=== PROBLEM STATEMENT ===
Every record must be transcribed in its entirety, apart from the images, which are to be omitted.

Stored data:
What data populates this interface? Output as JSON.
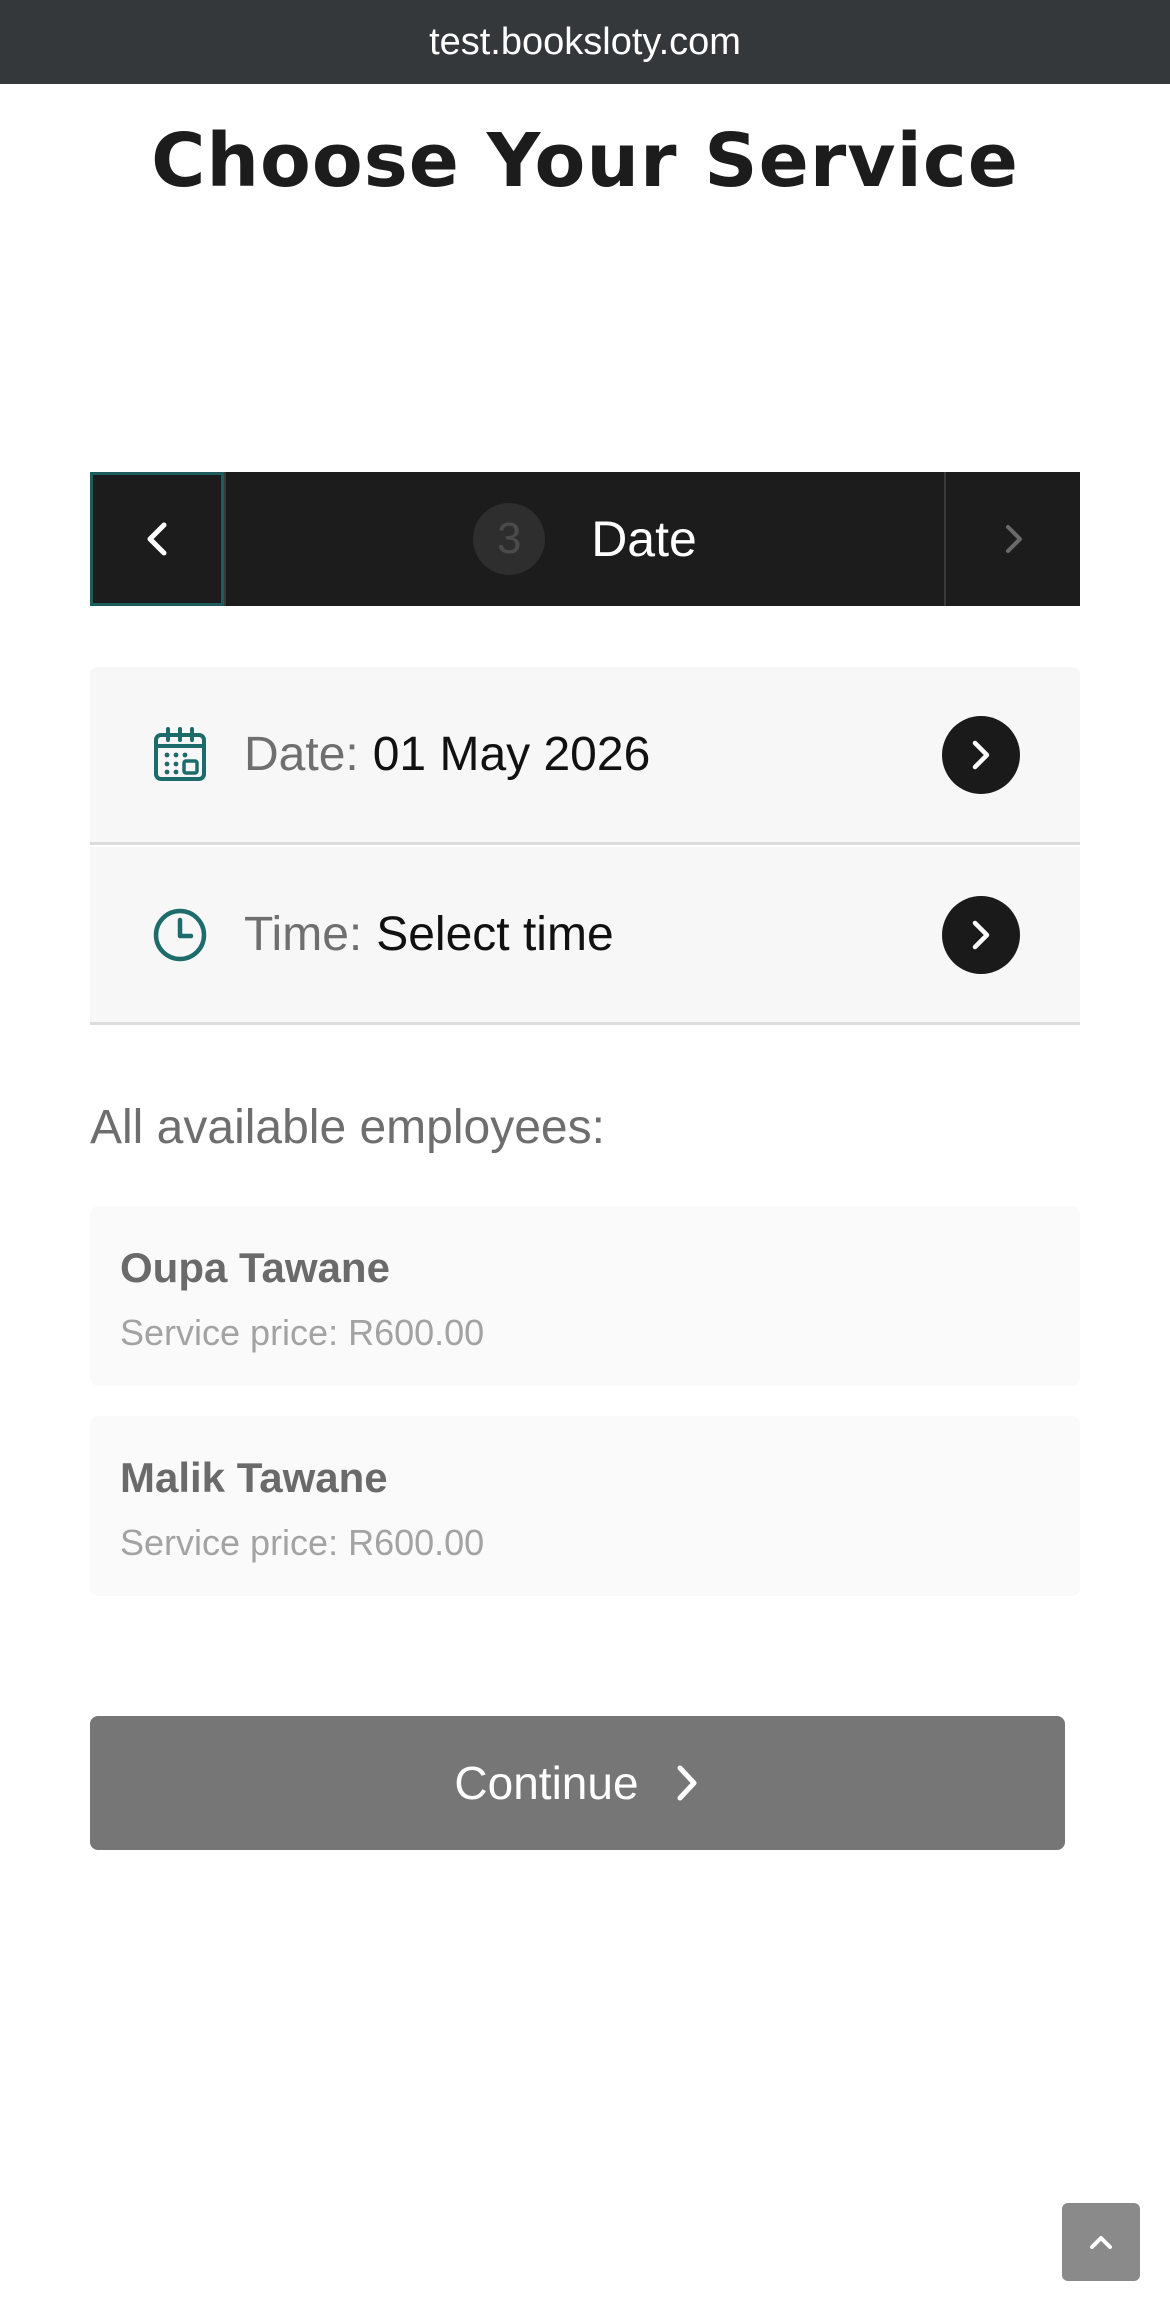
{
  "browser": {
    "url": "test.booksloty.com"
  },
  "page": {
    "title": "Choose Your Service"
  },
  "stepper": {
    "step_number": "3",
    "step_label": "Date"
  },
  "date_row": {
    "label": "Date:",
    "value": "01 May 2026"
  },
  "time_row": {
    "label": "Time:",
    "value": "Select time"
  },
  "employees": {
    "heading": "All available employees:",
    "items": [
      {
        "name": "Oupa Tawane",
        "price_text": "Service price: R600.00"
      },
      {
        "name": "Malik Tawane",
        "price_text": "Service price: R600.00"
      }
    ]
  },
  "actions": {
    "continue_label": "Continue"
  },
  "icons": {
    "prev": "chevron-left-icon",
    "next": "chevron-right-icon",
    "calendar": "calendar-icon",
    "clock": "clock-icon",
    "scroll_top": "chevron-up-icon"
  },
  "colors": {
    "accent_teal": "#1e6b6b",
    "stepper_bg": "#1c1c1c",
    "continue_bg": "#767676"
  }
}
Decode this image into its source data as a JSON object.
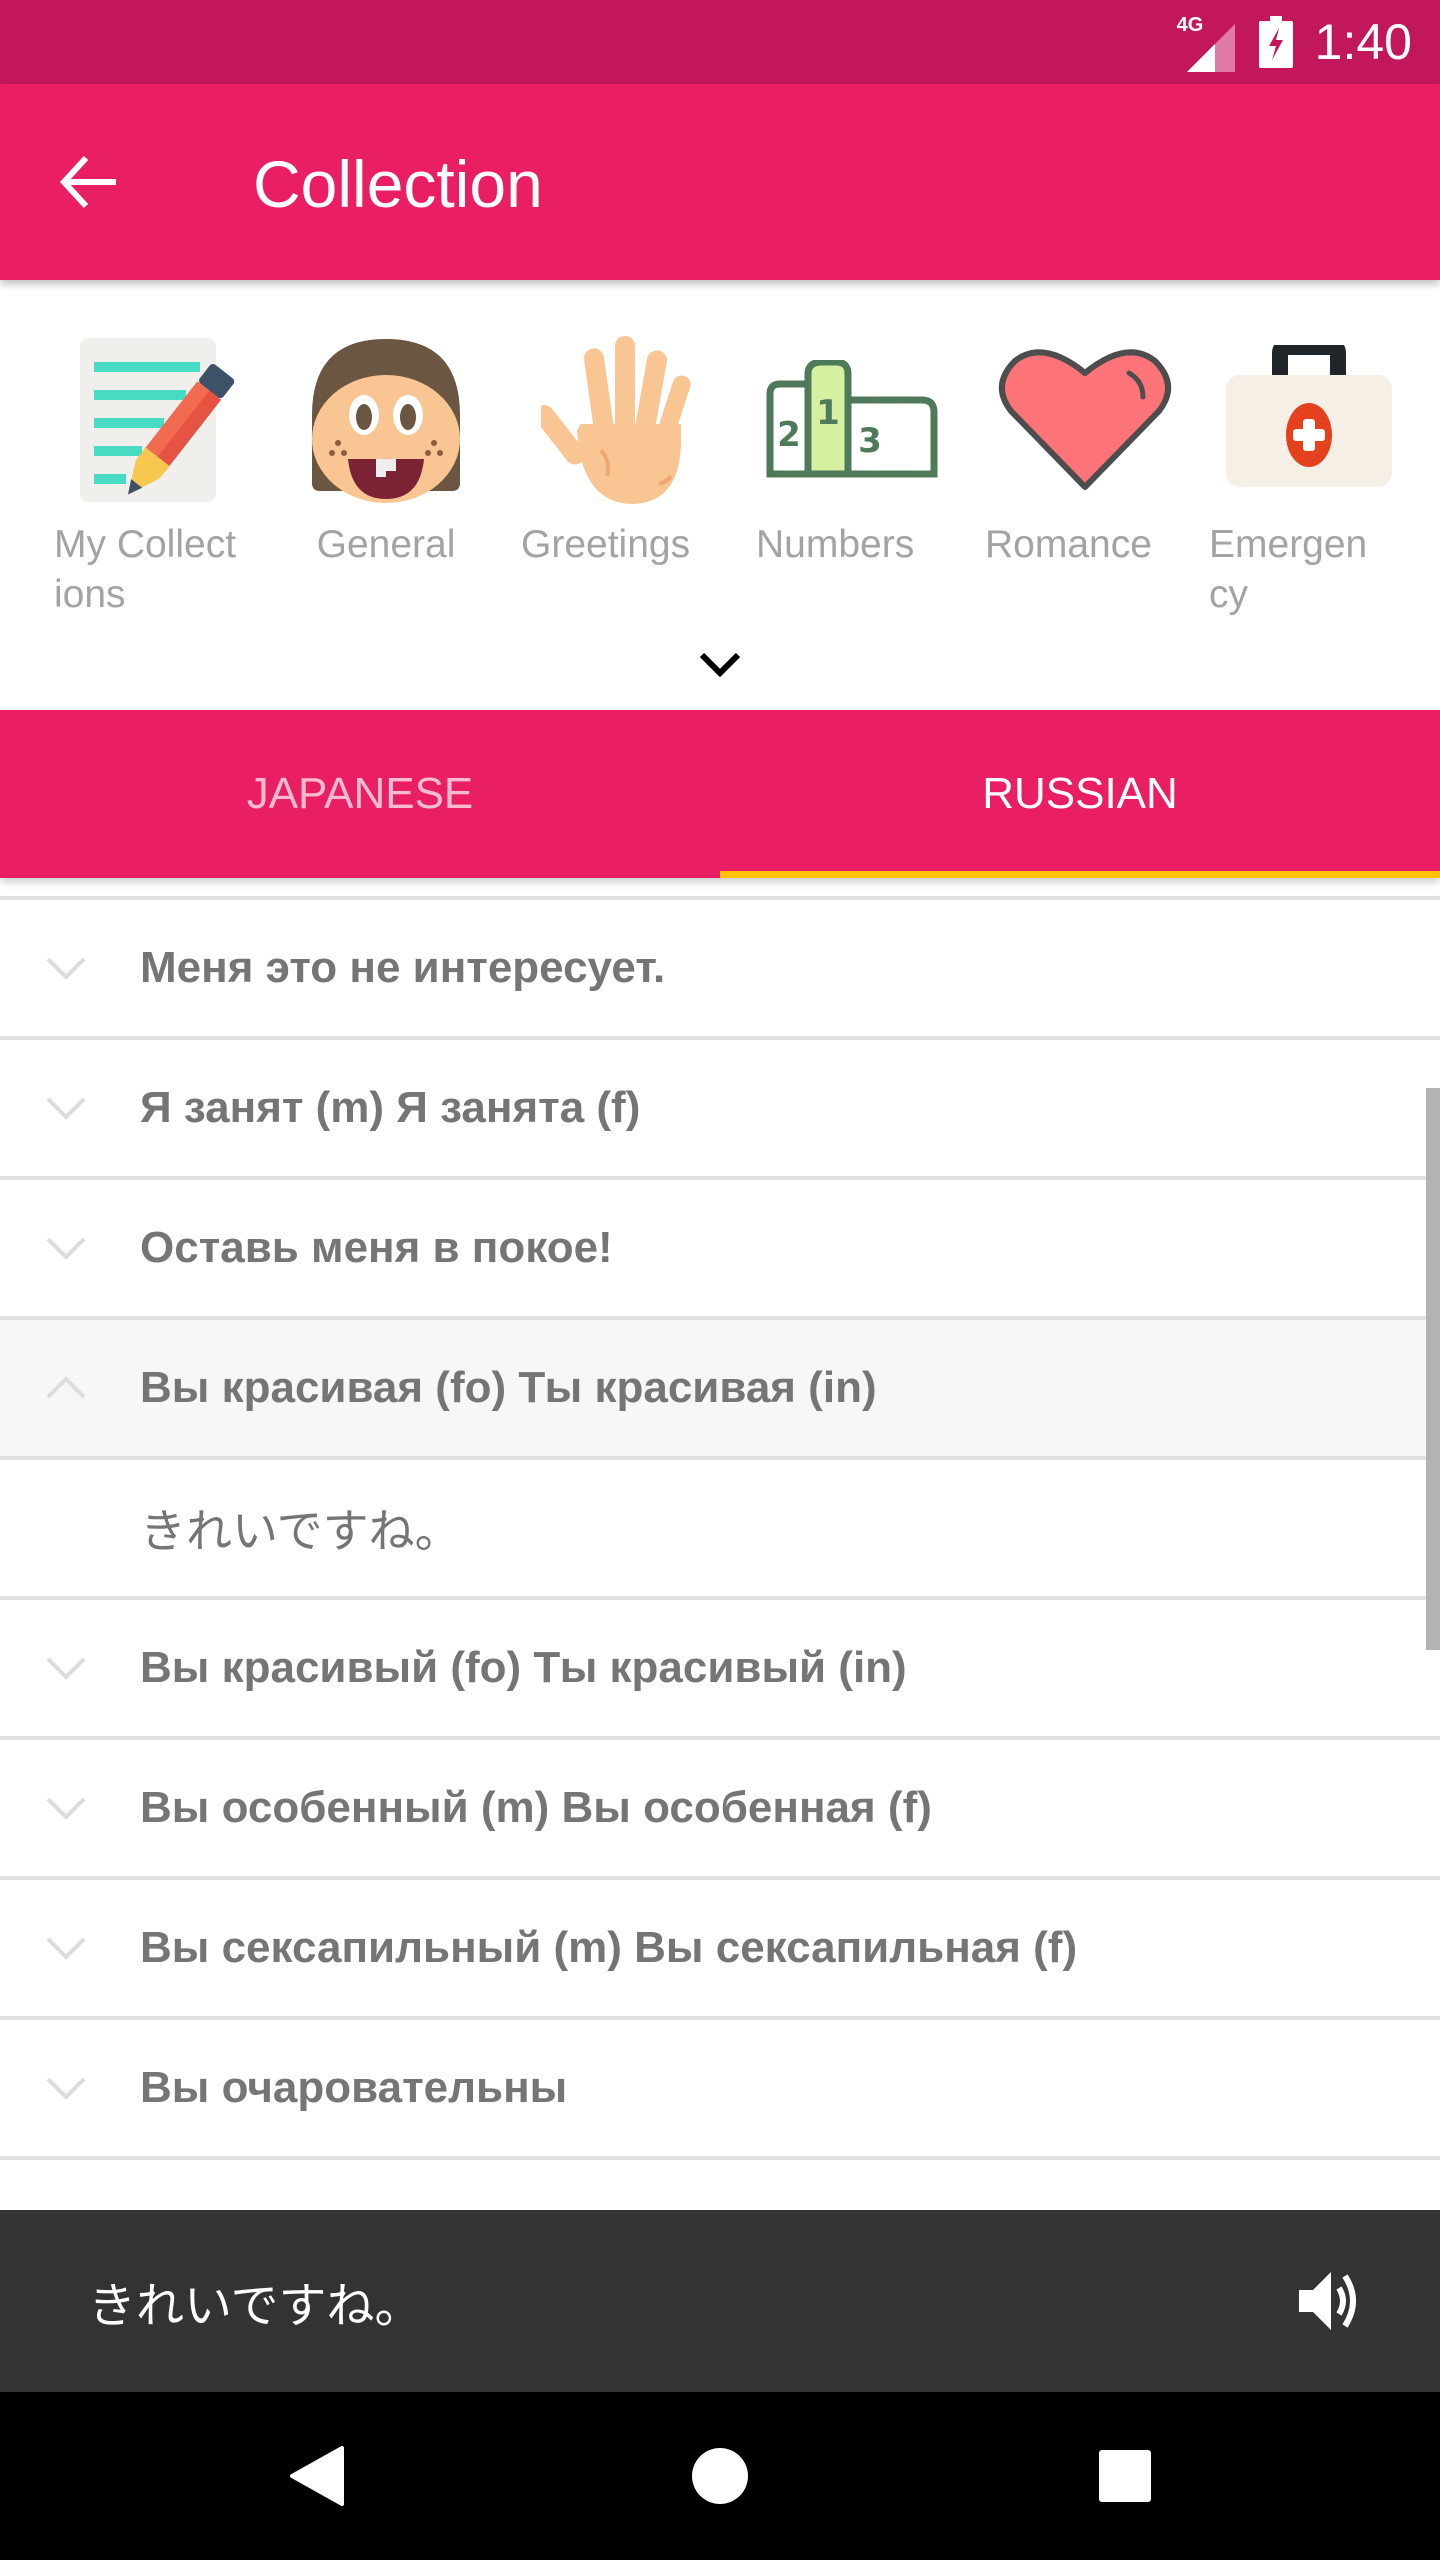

=== RIGHT ANSWER ===
What data populates this interface? Output as JSON.
{
  "browser": {
    "url": "test.booksloty.com"
  },
  "page": {
    "title": "Choose Your Service"
  },
  "stepper": {
    "step_number": "3",
    "step_label": "Date"
  },
  "date_row": {
    "label": "Date:",
    "value": "01 May 2026"
  },
  "time_row": {
    "label": "Time:",
    "value": "Select time"
  },
  "employees": {
    "heading": "All available employees:",
    "items": [
      {
        "name": "Oupa Tawane",
        "price_text": "Service price: R600.00"
      },
      {
        "name": "Malik Tawane",
        "price_text": "Service price: R600.00"
      }
    ]
  },
  "actions": {
    "continue_label": "Continue"
  },
  "icons": {
    "prev": "chevron-left-icon",
    "next": "chevron-right-icon",
    "calendar": "calendar-icon",
    "clock": "clock-icon",
    "scroll_top": "chevron-up-icon"
  },
  "colors": {
    "accent_teal": "#1e6b6b",
    "stepper_bg": "#1c1c1c",
    "continue_bg": "#767676"
  }
}
Decode this image into its source data as a JSON object.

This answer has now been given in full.